→ **TASK BRIEF**: Extract each line holding the word "Number" from the entries.

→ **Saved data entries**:
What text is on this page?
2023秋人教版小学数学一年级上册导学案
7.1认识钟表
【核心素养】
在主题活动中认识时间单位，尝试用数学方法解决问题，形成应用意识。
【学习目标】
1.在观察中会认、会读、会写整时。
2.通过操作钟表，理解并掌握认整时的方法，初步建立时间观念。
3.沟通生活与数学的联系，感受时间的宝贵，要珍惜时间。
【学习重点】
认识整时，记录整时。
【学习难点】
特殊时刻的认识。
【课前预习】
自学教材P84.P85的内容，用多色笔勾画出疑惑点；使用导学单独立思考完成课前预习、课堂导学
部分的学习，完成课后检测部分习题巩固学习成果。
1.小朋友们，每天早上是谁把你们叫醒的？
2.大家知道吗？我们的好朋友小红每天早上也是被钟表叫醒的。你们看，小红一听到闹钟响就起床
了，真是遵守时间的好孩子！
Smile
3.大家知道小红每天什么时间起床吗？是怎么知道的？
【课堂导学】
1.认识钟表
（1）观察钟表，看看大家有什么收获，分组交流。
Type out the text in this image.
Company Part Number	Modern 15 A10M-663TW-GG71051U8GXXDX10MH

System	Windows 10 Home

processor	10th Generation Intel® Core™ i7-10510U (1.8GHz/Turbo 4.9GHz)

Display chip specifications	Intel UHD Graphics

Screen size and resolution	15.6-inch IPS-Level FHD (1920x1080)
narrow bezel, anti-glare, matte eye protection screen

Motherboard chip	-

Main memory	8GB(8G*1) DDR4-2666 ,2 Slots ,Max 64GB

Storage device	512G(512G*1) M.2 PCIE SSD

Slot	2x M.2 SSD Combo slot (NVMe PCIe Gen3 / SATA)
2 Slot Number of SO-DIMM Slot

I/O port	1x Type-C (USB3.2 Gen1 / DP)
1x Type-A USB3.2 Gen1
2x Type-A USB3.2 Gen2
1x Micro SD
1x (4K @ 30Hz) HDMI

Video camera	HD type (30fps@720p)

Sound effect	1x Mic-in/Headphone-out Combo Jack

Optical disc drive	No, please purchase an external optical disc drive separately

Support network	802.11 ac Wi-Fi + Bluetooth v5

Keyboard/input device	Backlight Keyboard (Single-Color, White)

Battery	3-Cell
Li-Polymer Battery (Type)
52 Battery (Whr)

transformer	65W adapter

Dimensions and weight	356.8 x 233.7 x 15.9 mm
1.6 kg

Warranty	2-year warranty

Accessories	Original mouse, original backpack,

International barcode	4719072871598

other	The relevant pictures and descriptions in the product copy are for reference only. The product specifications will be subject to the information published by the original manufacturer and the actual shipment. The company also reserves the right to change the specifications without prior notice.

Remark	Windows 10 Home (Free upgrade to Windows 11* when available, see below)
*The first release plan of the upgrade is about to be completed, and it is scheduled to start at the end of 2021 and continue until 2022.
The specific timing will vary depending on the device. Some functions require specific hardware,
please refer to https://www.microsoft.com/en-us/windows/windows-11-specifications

→ **RESULT**:
Company Part Number	Modern 15 A10M-663TW-GG71051U8GXXDX10MH
2 Slot Number of SO-DIMM Slot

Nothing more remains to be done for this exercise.